## begin

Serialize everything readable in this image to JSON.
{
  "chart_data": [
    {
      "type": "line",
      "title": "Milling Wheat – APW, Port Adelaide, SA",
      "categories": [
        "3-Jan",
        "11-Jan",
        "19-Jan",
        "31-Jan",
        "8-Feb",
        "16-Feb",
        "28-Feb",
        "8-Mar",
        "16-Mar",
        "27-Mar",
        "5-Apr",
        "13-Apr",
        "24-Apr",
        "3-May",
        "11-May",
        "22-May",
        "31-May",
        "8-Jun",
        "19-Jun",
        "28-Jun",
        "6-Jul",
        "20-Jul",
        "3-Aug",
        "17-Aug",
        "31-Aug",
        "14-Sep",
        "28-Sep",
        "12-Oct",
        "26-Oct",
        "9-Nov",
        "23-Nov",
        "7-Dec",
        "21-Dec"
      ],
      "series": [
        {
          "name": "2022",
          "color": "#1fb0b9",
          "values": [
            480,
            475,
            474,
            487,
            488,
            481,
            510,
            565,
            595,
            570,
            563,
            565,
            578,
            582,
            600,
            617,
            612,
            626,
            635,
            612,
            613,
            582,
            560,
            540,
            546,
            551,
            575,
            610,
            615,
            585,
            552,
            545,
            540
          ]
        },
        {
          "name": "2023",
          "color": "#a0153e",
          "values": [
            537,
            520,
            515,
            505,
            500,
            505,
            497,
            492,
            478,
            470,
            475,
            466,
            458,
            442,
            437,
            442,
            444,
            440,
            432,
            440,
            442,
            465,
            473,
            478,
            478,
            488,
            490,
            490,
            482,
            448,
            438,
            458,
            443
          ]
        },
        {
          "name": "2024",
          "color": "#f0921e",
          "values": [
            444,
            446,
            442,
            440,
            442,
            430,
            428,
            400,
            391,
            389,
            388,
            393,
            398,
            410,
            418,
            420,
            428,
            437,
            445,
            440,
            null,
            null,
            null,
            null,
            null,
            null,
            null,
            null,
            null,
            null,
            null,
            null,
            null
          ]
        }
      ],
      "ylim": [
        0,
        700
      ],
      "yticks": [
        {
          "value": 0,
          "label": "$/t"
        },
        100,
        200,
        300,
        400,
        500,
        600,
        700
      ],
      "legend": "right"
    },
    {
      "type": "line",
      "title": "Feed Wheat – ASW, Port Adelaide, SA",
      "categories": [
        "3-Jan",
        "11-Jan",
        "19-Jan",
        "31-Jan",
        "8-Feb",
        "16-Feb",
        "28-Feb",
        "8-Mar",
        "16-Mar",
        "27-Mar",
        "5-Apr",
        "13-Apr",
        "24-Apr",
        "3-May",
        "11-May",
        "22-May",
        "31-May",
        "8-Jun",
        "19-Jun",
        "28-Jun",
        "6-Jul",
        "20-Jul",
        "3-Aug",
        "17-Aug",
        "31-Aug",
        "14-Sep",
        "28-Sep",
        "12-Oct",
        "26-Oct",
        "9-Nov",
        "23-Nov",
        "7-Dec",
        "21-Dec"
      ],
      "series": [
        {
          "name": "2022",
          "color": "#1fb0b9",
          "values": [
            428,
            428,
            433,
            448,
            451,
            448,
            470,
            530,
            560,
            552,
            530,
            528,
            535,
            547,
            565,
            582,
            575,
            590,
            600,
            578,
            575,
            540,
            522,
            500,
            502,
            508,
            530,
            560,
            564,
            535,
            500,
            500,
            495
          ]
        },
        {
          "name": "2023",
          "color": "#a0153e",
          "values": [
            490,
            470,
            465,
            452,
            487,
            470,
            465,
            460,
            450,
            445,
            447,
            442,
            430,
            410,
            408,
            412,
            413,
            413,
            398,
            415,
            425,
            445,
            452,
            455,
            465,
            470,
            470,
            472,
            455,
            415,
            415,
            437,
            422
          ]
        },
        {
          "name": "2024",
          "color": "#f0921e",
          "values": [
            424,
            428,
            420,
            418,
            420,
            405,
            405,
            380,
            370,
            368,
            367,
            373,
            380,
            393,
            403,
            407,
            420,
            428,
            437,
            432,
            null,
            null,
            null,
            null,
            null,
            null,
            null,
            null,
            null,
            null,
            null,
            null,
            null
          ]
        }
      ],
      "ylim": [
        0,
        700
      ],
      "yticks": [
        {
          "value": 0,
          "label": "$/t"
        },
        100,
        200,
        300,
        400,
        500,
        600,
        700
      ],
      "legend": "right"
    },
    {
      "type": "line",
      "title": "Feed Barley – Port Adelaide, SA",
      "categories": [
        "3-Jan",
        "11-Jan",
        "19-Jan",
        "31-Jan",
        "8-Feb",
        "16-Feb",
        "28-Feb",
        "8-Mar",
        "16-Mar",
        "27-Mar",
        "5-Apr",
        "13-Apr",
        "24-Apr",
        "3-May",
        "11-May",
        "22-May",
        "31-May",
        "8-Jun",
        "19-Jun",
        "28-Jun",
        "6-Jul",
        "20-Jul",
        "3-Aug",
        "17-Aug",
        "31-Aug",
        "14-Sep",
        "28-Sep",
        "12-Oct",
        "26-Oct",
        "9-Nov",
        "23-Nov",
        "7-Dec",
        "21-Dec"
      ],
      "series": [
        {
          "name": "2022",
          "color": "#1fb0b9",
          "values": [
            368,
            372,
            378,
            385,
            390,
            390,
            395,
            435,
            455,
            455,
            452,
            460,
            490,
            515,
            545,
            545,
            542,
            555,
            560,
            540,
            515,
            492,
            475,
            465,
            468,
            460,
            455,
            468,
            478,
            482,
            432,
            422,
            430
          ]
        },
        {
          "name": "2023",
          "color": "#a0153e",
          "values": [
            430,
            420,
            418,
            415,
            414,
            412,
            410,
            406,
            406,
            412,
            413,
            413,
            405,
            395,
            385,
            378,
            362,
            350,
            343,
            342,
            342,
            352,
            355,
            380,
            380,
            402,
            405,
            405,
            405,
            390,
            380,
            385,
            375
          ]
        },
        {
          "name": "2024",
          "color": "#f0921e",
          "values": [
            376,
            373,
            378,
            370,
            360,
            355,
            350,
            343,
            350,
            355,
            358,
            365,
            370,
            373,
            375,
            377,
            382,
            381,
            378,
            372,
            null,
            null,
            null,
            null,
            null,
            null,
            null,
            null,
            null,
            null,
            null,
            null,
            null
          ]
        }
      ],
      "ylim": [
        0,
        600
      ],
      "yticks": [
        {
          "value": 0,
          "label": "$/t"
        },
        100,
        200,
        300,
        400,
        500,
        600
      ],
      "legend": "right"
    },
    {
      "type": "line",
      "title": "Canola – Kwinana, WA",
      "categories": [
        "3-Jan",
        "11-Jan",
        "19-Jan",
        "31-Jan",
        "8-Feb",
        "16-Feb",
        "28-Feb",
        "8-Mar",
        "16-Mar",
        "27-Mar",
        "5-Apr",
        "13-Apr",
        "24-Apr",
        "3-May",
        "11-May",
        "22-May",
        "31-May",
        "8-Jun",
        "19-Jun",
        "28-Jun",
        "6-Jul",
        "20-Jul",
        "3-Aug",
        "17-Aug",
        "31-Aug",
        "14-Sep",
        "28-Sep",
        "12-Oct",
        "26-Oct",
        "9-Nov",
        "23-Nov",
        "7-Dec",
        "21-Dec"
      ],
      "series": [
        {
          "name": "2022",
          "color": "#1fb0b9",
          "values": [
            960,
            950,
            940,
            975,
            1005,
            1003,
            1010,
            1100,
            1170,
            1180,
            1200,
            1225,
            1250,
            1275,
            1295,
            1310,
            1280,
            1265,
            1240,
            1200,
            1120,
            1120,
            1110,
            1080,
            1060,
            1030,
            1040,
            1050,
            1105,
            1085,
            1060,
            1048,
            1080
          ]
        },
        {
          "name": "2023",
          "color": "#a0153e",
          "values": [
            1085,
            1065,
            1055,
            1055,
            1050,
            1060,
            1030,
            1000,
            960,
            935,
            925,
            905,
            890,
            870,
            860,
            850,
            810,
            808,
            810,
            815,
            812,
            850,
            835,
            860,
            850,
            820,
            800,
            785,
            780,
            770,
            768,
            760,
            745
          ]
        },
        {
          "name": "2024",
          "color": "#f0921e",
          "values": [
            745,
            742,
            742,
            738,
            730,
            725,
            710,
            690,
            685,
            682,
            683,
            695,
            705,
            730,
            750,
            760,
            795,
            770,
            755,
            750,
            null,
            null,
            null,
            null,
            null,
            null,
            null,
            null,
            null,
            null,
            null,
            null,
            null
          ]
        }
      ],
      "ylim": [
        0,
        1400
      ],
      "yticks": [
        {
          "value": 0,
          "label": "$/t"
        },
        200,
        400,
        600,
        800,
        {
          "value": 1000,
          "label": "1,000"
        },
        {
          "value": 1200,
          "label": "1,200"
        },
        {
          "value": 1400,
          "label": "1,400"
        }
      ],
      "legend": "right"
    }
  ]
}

## end

## YOUR GOAL
Count how many lines hold the string "Port" and give that number alone.

## TASK OUTPUT
3